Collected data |
____

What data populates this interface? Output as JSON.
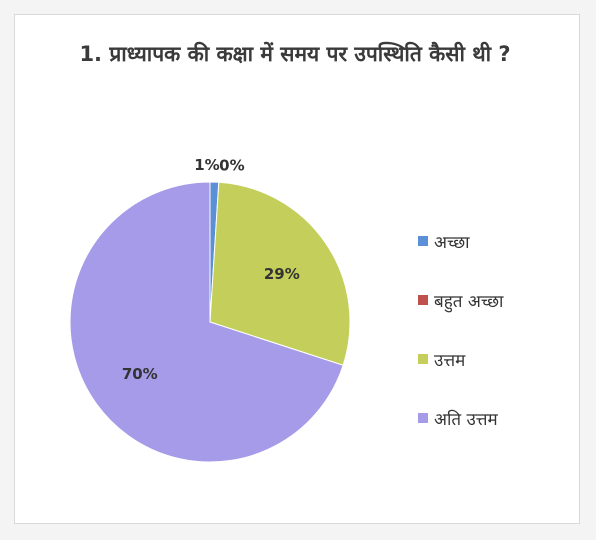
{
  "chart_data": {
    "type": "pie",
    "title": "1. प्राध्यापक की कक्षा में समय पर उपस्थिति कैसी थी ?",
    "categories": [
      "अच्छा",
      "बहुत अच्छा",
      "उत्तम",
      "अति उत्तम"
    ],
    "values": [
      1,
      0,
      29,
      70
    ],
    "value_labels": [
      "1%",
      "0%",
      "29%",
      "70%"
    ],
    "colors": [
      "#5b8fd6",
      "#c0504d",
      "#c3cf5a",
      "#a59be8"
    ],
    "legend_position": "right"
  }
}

____

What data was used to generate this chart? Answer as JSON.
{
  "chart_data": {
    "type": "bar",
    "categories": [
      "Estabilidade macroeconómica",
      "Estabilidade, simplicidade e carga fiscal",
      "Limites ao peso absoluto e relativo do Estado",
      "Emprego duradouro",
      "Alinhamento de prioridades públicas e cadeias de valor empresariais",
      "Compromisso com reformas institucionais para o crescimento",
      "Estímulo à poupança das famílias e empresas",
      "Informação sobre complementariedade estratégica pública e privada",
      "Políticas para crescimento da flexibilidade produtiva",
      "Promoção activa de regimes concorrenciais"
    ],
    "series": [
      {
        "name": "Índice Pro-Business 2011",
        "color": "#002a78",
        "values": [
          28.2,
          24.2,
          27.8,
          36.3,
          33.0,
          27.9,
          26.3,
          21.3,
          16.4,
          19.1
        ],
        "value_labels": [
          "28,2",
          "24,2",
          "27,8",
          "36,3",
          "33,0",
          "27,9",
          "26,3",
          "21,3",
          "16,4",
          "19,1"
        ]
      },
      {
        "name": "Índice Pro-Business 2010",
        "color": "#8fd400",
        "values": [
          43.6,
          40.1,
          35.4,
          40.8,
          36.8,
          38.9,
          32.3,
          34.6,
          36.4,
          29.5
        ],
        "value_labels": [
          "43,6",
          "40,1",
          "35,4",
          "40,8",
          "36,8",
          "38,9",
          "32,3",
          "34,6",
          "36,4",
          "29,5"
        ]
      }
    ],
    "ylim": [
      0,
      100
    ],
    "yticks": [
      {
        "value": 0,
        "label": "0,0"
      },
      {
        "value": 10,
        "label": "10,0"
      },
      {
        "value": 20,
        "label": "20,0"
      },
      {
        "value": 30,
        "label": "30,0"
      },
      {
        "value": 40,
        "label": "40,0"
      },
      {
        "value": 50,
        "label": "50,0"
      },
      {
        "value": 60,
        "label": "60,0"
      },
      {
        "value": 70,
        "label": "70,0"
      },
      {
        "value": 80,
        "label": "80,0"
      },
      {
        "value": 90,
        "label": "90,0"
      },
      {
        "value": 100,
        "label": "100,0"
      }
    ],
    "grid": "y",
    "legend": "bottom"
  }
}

____

Task directions |
Pick out the lines above containing the word "this", then copy them.

The result |
What data populates this interface? Output as JSON.
What data was used to generate this chart? Answer as JSON.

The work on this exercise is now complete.